§ **YOUR INSTRUCTIONS**: Go through the records and show each line where the word "title" occurs.

§ **RECORDS SUPPLIED**:
## BEGIN
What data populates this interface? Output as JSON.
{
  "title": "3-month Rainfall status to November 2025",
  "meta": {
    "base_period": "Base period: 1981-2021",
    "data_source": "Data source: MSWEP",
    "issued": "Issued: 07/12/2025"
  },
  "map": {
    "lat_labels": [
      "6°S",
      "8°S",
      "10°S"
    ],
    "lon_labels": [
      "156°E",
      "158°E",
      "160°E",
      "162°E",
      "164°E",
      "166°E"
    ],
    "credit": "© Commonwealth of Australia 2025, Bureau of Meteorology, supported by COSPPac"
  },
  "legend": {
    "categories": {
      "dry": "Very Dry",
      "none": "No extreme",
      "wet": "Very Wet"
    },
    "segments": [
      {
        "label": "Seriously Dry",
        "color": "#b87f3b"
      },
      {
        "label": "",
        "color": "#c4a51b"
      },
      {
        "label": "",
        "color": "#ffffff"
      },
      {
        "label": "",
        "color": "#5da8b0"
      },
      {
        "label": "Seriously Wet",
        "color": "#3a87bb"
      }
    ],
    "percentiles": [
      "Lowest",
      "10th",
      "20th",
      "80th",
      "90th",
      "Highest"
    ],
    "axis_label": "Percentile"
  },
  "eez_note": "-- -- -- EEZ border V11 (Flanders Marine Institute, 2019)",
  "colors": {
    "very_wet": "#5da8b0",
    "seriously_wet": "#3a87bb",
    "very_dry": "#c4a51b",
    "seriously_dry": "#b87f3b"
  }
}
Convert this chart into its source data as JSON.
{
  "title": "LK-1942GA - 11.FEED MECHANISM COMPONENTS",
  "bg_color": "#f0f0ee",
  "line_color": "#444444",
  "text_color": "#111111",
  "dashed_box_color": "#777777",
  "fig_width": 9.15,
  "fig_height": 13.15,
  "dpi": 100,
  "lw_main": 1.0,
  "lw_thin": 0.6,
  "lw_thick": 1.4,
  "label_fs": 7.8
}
## END
§ **ANSWER TO THIS EXERCISE**:
  "title": "3-month Rainfall status to November 2025",
  "title": "LK-1942GA - 11.FEED MECHANISM COMPONENTS",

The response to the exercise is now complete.